EXERCISE GOAL –
Copy out all the entries exactly.
══ RECORDS TO PROCESS
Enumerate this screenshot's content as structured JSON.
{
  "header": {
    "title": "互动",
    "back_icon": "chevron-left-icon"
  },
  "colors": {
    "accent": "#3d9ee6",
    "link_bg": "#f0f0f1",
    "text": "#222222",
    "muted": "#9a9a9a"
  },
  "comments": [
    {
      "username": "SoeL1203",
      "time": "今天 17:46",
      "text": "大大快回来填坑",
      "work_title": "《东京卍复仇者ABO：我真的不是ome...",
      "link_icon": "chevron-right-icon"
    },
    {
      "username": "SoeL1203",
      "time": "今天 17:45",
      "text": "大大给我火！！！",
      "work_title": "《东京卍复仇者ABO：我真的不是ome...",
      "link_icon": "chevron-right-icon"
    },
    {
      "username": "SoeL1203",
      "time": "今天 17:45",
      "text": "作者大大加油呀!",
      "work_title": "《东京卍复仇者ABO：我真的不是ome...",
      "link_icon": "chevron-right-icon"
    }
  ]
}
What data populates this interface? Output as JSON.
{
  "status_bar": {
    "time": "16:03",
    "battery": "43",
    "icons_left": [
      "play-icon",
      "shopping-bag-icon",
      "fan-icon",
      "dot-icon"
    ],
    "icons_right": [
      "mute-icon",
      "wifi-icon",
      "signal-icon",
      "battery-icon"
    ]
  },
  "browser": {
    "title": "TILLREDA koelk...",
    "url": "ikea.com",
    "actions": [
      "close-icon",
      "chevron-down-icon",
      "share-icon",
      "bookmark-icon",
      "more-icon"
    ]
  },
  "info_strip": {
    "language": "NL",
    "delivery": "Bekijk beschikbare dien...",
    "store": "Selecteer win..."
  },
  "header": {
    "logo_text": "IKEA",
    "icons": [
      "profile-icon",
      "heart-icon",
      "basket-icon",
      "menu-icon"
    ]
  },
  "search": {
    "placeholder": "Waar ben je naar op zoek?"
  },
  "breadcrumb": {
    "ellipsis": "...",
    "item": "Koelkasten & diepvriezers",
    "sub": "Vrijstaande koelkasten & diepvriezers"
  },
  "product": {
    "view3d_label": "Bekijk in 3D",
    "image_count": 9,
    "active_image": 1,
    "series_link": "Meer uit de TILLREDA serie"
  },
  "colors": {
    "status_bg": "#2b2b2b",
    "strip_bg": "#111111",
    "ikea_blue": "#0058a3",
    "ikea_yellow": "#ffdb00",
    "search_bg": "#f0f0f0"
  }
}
════
TASK SOLUTION –
Enumerate this screenshot's content as structured JSON.
{
  "header": {
    "title": "互动",
    "back_icon": "chevron-left-icon"
  },
  "colors": {
    "accent": "#3d9ee6",
    "link_bg": "#f0f0f1",
    "text": "#222222",
    "muted": "#9a9a9a"
  },
  "comments": [
    {
      "username": "SoeL1203",
      "time": "今天 17:46",
      "text": "大大快回来填坑",
      "work_title": "《东京卍复仇者ABO：我真的不是ome...",
      "link_icon": "chevron-right-icon"
    },
    {
      "username": "SoeL1203",
      "time": "今天 17:45",
      "text": "大大给我火！！！",
      "work_title": "《东京卍复仇者ABO：我真的不是ome...",
      "link_icon": "chevron-right-icon"
    },
    {
      "username": "SoeL1203",
      "time": "今天 17:45",
      "text": "作者大大加油呀!",
      "work_title": "《东京卍复仇者ABO：我真的不是ome...",
      "link_icon": "chevron-right-icon"
    }
  ]
}
What data populates this interface? Output as JSON.
{
  "status_bar": {
    "time": "16:03",
    "battery": "43",
    "icons_left": [
      "play-icon",
      "shopping-bag-icon",
      "fan-icon",
      "dot-icon"
    ],
    "icons_right": [
      "mute-icon",
      "wifi-icon",
      "signal-icon",
      "battery-icon"
    ]
  },
  "browser": {
    "title": "TILLREDA koelk...",
    "url": "ikea.com",
    "actions": [
      "close-icon",
      "chevron-down-icon",
      "share-icon",
      "bookmark-icon",
      "more-icon"
    ]
  },
  "info_strip": {
    "language": "NL",
    "delivery": "Bekijk beschikbare dien...",
    "store": "Selecteer win..."
  },
  "header": {
    "logo_text": "IKEA",
    "icons": [
      "profile-icon",
      "heart-icon",
      "basket-icon",
      "menu-icon"
    ]
  },
  "search": {
    "placeholder": "Waar ben je naar op zoek?"
  },
  "breadcrumb": {
    "ellipsis": "...",
    "item": "Koelkasten & diepvriezers",
    "sub": "Vrijstaande koelkasten & diepvriezers"
  },
  "product": {
    "view3d_label": "Bekijk in 3D",
    "image_count": 9,
    "active_image": 1,
    "series_link": "Meer uit de TILLREDA serie"
  },
  "colors": {
    "status_bg": "#2b2b2b",
    "strip_bg": "#111111",
    "ikea_blue": "#0058a3",
    "ikea_yellow": "#ffdb00",
    "search_bg": "#f0f0f0"
  }
}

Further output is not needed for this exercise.